▶ Problem description
Answer with a number only: how many lines of the data contain "Google"?

▶ Data to process
-.-.-

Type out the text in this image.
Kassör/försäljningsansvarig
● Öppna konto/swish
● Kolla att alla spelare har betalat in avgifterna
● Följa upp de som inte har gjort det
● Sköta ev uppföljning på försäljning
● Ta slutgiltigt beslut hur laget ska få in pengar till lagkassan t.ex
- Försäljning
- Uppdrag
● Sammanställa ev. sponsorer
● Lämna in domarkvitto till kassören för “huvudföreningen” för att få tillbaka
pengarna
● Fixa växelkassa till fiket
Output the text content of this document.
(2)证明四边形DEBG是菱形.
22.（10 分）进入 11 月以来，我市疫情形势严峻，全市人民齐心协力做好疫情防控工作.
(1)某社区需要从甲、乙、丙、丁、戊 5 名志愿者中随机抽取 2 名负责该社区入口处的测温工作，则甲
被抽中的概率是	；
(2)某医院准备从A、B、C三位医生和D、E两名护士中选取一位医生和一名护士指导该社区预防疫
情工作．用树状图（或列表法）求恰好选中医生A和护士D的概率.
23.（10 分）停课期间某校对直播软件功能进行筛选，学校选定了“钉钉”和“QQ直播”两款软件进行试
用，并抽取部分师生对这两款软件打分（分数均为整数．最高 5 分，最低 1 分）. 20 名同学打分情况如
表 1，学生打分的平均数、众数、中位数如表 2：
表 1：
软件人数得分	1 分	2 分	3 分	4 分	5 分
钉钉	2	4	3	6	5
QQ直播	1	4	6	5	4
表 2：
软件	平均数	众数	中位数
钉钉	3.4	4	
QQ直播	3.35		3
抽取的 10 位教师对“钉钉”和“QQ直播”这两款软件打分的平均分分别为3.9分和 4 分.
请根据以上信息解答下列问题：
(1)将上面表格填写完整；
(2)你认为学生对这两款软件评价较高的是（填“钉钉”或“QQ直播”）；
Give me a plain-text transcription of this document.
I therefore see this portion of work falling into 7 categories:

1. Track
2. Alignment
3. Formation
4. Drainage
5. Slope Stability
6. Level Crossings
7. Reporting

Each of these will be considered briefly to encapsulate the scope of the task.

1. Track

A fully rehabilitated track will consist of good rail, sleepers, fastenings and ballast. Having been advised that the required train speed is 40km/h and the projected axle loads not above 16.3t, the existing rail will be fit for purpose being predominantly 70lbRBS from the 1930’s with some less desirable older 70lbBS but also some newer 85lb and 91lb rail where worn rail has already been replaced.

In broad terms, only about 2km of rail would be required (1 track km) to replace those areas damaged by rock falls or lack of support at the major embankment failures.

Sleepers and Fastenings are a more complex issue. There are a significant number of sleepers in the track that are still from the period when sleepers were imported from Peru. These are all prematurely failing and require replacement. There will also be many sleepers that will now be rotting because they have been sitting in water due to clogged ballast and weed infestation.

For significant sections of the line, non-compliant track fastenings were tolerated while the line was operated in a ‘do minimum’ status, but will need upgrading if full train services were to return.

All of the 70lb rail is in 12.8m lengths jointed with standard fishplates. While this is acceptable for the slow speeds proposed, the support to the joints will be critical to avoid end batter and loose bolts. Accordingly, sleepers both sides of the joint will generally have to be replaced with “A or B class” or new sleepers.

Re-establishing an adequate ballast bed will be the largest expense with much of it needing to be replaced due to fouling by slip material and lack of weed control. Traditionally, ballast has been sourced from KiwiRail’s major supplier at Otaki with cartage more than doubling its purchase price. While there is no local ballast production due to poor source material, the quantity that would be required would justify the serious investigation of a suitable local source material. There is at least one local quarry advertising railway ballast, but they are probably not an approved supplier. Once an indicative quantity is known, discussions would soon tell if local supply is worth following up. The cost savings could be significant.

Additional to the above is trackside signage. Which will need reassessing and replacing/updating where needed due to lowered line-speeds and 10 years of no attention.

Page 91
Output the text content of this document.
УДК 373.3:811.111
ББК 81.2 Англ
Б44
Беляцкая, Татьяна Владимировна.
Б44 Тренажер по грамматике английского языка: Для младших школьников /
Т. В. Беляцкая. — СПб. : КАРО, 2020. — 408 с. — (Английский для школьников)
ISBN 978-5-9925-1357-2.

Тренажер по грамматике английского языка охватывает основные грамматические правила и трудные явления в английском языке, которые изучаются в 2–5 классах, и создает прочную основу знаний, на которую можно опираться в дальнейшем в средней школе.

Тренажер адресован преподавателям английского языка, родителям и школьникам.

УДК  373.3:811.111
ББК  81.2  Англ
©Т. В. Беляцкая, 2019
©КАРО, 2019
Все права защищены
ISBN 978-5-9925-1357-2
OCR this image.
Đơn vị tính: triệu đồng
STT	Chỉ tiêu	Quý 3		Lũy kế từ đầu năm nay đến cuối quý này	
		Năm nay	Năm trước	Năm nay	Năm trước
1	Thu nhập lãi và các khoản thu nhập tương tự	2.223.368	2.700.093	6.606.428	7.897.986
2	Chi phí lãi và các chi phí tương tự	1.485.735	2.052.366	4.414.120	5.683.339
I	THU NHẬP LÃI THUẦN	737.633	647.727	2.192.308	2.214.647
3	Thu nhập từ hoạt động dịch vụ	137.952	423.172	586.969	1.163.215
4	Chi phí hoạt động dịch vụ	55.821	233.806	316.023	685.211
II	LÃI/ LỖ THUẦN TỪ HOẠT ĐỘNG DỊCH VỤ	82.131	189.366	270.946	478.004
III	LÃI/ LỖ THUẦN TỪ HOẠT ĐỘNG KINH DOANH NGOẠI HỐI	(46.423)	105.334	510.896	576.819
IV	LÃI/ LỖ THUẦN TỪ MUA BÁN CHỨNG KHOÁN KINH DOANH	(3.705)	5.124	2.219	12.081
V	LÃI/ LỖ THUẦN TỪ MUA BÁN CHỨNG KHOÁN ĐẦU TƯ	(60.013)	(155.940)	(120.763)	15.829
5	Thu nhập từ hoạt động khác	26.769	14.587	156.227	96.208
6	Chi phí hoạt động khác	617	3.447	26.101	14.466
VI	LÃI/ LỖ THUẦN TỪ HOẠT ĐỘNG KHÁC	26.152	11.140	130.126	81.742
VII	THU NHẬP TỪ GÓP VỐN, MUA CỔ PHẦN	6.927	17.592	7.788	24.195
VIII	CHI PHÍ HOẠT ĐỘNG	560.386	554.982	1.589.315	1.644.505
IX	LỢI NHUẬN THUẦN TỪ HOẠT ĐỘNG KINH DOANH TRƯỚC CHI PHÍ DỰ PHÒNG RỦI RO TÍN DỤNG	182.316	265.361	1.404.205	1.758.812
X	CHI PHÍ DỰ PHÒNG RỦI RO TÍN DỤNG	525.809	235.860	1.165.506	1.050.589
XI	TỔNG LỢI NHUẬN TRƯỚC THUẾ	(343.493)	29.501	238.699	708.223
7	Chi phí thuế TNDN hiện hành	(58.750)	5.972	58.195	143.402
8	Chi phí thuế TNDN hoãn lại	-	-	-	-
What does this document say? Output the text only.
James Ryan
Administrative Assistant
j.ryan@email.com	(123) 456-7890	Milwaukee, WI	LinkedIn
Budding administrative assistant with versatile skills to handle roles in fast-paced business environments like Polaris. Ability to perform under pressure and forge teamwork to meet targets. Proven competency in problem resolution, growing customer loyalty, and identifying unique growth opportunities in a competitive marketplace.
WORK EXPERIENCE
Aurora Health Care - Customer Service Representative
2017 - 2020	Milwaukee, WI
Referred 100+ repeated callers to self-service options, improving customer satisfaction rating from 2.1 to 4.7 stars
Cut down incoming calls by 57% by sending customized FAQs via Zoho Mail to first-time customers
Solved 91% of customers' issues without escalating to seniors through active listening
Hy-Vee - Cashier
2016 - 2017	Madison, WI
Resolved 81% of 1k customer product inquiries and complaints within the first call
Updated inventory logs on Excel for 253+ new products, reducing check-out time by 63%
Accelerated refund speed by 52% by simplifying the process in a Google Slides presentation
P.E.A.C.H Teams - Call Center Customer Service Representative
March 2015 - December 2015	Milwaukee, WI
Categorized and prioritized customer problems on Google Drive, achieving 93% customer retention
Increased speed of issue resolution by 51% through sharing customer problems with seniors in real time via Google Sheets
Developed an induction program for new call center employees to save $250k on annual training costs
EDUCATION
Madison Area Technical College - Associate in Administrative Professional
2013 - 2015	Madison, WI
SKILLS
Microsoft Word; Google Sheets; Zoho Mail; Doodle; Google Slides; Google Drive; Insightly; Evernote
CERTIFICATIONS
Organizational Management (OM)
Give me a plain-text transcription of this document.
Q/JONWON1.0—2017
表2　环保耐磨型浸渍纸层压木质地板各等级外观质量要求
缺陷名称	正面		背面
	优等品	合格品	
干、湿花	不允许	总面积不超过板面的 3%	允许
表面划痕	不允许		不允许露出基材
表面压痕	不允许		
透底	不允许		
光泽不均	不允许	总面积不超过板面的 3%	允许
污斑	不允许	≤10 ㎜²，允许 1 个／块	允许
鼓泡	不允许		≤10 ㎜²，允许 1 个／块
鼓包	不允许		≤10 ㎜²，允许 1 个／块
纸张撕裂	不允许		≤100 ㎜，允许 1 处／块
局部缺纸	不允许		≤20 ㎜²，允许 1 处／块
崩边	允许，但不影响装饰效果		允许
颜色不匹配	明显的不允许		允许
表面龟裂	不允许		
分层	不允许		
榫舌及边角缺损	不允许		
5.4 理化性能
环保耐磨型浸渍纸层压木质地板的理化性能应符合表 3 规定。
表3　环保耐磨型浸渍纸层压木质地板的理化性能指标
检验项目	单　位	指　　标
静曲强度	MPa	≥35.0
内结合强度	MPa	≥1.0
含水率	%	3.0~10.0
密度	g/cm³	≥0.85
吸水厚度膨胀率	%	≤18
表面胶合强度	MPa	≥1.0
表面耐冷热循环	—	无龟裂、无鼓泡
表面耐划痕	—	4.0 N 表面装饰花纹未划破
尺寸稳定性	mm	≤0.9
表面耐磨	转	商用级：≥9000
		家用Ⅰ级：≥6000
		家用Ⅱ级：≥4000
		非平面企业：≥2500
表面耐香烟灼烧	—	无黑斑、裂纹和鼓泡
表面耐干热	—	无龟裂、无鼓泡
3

-.-.-

▶ Answer to the problem
4